▶ PROBLEM
The records below are split into lines. How many of those lines contain the string "NCCT"? Reply with the number only.

[Begin PROVIDED ENTRIES]

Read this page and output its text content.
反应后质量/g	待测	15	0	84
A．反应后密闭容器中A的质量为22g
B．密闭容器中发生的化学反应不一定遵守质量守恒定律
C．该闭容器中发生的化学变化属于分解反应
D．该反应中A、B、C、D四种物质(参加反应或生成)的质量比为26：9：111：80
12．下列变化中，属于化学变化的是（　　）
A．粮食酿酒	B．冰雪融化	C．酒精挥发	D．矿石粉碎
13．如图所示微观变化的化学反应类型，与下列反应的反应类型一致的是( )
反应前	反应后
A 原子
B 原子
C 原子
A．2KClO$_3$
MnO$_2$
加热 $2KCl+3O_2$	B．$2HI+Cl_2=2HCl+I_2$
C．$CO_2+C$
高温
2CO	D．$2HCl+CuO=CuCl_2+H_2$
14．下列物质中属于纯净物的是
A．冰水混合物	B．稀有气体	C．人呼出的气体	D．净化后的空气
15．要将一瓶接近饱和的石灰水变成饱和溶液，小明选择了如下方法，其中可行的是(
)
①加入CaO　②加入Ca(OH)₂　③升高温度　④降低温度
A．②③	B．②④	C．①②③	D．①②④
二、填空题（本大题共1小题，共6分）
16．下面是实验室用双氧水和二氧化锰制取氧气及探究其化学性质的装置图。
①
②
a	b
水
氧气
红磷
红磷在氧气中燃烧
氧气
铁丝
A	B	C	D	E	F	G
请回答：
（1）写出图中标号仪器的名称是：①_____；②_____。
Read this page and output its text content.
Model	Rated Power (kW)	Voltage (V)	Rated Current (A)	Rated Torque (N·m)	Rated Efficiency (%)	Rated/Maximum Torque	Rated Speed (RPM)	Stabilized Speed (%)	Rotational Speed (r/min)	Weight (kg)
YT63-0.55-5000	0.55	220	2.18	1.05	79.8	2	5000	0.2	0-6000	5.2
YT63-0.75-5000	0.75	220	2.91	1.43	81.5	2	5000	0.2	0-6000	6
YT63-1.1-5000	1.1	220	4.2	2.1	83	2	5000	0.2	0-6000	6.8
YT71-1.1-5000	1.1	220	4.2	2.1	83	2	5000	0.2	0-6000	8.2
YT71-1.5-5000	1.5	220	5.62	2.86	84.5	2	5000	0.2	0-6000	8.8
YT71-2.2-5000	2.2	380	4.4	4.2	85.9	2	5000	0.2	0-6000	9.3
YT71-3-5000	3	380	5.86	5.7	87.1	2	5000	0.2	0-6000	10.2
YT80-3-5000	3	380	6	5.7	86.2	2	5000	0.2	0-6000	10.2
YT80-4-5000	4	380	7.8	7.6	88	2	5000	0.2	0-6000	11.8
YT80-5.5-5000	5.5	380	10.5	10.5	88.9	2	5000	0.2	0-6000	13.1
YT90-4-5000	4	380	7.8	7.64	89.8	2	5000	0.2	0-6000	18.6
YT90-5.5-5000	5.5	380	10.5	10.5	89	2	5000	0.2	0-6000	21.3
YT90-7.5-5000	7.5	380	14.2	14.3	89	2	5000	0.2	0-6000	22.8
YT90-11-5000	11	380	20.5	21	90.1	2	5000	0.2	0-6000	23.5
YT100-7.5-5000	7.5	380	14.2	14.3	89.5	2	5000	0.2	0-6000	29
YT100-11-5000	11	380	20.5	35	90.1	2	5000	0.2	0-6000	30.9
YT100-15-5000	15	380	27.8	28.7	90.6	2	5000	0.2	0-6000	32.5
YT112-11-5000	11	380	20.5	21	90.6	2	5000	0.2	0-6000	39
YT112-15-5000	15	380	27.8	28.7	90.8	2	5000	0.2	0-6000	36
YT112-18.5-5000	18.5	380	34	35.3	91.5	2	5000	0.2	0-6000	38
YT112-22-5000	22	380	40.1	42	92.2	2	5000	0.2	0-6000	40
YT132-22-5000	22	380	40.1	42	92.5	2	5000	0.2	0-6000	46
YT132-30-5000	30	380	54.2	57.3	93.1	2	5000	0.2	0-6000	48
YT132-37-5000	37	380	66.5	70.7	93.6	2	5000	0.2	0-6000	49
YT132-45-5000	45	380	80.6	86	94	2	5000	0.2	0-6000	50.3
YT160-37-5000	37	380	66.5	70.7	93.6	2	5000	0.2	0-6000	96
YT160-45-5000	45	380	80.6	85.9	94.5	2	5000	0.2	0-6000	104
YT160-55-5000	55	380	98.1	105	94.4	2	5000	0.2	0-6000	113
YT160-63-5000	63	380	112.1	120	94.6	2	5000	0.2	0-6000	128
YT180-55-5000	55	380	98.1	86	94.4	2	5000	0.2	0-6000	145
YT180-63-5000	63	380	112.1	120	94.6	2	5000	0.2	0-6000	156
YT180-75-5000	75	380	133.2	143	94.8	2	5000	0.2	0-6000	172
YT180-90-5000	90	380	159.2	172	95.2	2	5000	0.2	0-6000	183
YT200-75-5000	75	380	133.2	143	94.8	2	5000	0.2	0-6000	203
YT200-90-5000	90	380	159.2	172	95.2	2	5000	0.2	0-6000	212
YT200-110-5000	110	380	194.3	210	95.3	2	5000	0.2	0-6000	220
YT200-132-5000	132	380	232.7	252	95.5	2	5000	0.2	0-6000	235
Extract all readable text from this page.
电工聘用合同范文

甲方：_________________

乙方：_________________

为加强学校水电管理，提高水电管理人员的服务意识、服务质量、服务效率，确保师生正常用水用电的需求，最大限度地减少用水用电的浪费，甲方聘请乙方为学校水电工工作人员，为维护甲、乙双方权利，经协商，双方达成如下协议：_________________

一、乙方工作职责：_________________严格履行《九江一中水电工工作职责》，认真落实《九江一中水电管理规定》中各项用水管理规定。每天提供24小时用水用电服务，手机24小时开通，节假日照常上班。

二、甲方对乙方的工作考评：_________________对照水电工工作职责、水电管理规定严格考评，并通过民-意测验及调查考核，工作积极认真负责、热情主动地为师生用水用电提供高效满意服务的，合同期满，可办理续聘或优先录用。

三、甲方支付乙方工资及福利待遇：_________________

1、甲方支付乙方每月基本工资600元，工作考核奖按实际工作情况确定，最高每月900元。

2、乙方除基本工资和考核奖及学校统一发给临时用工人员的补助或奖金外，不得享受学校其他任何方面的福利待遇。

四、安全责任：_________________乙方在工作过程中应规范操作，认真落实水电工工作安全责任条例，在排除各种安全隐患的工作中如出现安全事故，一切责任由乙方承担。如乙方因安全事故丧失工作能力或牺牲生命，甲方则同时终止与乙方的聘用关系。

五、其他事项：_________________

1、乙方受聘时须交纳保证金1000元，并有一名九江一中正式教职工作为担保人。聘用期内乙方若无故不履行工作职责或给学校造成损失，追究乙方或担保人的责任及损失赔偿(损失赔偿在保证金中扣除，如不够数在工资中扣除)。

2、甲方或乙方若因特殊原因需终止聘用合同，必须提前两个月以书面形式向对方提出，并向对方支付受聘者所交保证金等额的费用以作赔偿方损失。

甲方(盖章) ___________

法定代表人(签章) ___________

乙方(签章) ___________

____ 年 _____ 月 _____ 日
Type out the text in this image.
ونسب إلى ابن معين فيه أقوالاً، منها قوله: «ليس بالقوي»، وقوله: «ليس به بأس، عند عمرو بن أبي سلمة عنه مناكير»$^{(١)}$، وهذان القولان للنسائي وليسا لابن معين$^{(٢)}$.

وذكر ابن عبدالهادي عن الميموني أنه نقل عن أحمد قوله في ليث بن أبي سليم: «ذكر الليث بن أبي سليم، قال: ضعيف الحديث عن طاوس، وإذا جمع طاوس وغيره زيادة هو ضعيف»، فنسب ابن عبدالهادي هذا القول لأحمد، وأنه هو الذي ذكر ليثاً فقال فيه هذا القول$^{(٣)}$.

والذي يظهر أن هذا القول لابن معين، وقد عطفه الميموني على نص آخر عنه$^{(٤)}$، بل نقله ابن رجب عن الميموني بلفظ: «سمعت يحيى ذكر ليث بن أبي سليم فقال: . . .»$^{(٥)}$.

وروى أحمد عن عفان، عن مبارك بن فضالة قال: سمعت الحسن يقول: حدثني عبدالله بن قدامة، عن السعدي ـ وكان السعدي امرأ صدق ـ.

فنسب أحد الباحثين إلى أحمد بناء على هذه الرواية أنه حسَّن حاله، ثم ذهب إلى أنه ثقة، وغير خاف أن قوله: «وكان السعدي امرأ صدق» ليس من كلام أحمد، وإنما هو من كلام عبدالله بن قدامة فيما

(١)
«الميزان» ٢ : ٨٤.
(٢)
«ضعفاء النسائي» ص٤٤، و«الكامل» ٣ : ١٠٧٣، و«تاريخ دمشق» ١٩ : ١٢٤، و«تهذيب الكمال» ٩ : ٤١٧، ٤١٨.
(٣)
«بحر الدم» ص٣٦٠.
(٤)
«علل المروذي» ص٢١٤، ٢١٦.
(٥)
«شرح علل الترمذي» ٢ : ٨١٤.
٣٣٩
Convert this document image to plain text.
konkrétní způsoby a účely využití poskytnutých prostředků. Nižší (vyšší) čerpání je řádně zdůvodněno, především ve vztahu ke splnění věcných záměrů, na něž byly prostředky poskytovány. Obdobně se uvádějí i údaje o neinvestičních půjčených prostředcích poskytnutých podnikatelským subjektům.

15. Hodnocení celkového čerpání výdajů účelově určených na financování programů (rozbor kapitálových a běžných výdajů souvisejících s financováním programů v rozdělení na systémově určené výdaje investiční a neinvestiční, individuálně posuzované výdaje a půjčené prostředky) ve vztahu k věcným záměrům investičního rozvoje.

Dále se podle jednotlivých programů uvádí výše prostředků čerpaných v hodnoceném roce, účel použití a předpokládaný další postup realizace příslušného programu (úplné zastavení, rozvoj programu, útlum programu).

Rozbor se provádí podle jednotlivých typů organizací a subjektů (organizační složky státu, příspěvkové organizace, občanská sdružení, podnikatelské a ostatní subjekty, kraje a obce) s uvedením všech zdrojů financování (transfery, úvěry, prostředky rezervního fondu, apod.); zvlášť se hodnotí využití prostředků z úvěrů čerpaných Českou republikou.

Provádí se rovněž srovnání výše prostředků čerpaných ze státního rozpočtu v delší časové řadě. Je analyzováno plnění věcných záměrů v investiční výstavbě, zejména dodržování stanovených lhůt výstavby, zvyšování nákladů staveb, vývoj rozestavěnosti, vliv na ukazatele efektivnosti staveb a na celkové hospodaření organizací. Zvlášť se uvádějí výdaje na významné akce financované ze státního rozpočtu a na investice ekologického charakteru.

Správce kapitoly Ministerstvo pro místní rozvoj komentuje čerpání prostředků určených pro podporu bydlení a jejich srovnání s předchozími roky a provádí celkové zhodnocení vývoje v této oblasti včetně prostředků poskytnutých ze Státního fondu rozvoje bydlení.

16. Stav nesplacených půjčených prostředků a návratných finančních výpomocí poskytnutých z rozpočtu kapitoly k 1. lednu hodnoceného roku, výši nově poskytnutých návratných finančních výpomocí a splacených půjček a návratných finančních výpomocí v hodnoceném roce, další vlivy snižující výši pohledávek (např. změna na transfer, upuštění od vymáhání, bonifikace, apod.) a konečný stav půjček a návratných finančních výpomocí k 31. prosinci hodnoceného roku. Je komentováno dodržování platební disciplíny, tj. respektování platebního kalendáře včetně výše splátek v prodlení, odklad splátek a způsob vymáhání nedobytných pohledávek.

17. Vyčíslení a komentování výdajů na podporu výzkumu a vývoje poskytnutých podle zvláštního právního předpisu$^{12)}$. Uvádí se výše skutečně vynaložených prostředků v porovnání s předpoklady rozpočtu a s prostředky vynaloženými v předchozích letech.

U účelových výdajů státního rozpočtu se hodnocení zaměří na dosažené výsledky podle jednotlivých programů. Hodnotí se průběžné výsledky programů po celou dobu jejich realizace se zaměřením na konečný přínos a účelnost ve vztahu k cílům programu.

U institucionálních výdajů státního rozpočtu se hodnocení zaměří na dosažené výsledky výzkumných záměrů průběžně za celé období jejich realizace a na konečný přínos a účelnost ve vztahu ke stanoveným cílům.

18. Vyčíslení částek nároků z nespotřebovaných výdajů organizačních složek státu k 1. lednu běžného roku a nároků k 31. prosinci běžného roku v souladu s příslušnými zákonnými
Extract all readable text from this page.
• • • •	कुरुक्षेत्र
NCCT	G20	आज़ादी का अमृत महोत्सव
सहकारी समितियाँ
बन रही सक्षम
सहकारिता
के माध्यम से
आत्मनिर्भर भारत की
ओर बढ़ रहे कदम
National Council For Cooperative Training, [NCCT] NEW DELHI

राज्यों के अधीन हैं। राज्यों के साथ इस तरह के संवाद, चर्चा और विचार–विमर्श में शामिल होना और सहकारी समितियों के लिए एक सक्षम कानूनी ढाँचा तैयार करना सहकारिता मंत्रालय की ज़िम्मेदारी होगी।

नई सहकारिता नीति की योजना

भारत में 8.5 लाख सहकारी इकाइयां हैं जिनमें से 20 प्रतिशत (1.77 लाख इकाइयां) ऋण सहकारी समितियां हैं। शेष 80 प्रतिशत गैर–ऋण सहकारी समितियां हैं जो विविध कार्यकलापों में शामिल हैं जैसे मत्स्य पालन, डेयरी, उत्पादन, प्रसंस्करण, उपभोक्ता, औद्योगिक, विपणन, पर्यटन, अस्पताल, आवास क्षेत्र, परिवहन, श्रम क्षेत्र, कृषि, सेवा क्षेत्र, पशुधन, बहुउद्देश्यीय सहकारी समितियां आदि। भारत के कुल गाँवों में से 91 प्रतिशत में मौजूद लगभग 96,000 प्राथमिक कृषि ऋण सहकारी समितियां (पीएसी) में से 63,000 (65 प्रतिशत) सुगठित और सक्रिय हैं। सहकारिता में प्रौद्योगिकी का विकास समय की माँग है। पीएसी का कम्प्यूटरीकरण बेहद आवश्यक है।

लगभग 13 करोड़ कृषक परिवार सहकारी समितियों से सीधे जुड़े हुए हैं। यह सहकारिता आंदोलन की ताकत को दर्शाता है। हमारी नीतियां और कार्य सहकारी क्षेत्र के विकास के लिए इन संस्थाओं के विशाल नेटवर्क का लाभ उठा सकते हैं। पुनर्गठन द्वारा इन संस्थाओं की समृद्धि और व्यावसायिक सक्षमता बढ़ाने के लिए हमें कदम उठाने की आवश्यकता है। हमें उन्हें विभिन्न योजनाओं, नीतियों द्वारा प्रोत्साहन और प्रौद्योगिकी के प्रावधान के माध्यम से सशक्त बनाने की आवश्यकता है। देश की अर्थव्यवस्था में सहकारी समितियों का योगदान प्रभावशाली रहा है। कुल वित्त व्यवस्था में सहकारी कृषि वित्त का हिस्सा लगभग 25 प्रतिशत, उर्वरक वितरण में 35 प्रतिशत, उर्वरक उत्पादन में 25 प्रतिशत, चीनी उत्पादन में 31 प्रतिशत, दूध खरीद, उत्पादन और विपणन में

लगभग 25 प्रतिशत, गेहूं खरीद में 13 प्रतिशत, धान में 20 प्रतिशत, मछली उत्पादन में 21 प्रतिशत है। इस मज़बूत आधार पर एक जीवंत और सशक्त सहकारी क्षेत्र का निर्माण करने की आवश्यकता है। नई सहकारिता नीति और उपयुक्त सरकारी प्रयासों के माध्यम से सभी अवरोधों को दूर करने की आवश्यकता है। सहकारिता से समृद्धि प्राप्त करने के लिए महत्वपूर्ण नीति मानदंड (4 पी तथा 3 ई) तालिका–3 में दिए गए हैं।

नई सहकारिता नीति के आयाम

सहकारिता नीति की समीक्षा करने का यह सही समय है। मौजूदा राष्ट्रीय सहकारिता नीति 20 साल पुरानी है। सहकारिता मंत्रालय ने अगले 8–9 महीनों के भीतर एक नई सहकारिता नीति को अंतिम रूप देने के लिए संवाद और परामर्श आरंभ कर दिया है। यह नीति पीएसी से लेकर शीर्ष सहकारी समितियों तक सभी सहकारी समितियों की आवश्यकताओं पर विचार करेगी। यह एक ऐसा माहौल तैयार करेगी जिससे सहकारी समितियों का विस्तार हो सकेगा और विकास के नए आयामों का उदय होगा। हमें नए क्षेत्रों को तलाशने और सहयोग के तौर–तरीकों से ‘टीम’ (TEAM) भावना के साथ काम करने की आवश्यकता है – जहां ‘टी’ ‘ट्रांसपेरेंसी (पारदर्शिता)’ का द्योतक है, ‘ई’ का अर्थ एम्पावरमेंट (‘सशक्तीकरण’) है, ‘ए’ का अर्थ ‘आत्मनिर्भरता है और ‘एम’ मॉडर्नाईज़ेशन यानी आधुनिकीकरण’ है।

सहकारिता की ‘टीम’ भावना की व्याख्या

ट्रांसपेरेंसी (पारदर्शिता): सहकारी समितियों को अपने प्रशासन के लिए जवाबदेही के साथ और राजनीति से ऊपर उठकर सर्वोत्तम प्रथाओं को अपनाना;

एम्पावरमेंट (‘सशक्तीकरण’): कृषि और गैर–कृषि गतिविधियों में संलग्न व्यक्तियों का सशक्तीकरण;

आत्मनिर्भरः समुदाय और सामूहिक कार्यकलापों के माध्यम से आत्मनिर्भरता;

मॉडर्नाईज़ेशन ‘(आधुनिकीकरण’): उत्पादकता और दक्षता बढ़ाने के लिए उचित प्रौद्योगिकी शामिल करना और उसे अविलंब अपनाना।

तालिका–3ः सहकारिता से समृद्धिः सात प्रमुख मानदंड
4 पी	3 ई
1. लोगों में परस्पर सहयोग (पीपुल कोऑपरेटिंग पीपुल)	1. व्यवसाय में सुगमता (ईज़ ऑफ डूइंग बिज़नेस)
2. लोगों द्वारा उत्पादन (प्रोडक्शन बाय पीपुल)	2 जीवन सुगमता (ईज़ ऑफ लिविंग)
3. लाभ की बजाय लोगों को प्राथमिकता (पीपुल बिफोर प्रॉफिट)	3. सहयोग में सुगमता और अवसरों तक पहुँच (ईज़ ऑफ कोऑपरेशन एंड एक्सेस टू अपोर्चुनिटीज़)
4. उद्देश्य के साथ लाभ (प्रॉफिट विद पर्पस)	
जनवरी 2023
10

[End PROVIDED ENTRIES]

▶ SOLVED EXERCISE
2